Provided information:
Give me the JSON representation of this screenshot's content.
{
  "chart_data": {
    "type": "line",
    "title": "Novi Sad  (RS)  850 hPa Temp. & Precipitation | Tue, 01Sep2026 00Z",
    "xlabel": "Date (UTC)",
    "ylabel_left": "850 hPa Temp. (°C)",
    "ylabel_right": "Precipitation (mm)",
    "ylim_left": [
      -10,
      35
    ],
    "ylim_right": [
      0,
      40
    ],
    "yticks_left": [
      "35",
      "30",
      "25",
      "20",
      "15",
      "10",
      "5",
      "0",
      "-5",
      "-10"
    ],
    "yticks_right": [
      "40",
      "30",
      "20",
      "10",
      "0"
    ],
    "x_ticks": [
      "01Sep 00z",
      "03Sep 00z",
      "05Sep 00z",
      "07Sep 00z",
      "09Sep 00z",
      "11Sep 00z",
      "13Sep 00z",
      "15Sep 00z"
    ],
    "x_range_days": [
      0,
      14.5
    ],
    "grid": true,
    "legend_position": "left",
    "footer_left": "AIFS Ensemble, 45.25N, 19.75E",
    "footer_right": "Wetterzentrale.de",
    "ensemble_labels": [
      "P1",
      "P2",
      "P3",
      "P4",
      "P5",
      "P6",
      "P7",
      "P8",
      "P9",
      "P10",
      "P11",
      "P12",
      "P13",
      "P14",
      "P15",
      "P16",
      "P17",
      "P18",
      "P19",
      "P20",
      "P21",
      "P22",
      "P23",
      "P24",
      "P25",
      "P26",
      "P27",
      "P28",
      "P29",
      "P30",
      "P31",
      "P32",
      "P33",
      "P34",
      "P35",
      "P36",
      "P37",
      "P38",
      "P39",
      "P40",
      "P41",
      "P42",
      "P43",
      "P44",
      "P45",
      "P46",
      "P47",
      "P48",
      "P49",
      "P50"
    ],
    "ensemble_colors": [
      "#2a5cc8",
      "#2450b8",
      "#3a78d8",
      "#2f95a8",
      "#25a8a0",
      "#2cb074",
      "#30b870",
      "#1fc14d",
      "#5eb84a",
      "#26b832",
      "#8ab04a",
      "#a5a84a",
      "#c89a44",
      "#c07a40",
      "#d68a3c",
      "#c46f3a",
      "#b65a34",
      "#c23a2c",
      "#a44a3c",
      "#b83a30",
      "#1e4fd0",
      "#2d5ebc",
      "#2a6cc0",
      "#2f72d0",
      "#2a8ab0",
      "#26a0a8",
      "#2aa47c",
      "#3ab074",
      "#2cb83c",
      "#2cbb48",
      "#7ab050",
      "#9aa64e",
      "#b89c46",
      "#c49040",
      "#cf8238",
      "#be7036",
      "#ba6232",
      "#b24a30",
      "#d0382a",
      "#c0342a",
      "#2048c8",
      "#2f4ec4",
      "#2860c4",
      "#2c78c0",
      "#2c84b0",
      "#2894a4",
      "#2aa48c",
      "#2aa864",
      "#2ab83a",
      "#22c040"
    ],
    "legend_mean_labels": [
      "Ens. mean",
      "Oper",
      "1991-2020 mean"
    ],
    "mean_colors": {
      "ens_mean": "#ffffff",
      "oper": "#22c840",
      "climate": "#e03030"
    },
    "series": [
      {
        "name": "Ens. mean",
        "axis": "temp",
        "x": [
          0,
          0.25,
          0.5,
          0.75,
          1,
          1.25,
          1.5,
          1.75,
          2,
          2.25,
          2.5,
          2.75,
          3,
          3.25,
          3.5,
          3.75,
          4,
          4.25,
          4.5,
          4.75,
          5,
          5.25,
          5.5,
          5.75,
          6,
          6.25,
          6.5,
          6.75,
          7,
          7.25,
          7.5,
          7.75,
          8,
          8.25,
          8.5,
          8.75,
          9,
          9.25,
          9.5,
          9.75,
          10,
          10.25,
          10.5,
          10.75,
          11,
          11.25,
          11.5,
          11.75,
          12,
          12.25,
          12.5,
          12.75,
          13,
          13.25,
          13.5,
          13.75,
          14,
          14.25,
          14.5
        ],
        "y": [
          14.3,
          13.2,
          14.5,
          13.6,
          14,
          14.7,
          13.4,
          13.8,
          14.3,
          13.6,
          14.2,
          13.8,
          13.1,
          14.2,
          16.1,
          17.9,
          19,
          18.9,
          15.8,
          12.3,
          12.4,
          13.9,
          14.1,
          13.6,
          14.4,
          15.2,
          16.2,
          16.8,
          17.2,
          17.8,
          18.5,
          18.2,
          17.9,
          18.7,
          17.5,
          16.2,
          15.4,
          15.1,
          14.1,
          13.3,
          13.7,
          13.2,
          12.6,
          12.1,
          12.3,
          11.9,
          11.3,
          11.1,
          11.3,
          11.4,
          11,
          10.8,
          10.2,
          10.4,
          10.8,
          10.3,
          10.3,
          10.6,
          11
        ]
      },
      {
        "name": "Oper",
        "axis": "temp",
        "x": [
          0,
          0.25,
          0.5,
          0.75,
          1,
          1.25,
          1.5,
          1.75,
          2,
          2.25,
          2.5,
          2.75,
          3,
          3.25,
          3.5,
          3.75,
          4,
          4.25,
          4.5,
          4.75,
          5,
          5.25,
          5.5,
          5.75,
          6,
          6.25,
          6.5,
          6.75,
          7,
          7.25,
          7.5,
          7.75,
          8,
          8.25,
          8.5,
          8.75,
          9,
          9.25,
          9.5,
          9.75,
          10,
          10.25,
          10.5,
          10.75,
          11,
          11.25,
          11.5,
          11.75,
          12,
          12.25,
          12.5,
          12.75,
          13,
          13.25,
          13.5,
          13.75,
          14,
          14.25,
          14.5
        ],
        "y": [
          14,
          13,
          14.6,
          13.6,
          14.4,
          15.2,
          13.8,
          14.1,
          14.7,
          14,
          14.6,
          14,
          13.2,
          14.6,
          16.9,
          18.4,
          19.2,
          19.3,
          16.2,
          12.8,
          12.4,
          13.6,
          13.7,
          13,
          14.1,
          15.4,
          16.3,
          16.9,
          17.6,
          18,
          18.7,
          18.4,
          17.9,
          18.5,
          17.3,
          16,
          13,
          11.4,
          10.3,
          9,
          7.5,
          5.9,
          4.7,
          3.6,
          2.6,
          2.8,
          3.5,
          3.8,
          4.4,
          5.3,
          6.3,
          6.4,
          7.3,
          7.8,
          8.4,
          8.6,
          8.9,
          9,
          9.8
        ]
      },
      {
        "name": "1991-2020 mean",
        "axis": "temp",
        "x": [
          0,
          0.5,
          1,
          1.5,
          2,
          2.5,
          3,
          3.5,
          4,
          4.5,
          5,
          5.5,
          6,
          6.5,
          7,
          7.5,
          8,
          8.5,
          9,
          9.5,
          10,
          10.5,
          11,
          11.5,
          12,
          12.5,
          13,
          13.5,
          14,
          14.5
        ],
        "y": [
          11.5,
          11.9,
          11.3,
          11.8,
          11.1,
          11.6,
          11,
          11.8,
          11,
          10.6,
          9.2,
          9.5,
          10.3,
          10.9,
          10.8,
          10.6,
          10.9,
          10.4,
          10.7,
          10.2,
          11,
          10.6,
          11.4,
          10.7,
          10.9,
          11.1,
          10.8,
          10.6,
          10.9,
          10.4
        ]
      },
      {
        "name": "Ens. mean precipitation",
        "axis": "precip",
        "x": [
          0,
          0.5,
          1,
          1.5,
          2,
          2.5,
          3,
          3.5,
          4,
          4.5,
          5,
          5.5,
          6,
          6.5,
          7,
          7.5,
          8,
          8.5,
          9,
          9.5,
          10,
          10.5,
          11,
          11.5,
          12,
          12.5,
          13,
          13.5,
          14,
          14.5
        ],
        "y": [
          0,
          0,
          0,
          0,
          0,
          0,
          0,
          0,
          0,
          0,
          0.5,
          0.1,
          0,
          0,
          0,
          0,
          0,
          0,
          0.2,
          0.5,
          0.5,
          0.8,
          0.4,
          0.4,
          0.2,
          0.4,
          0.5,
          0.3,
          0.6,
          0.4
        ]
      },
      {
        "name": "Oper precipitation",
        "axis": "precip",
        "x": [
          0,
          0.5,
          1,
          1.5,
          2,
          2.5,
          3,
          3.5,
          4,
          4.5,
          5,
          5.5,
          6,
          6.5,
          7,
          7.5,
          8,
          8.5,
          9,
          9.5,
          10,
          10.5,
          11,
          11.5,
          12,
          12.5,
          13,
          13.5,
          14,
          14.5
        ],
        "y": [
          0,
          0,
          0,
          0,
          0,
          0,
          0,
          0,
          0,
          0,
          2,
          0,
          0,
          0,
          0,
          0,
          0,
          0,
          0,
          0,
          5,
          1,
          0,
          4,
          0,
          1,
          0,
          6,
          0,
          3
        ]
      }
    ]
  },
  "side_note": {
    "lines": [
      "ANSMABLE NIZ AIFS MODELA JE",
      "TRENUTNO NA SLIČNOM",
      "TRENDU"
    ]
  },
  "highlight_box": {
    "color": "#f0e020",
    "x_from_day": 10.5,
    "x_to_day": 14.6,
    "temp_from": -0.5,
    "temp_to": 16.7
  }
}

Task instructions:
Exactly how many lines contain "AIFS"? State the number and nothing else.

Result of this exercise:
2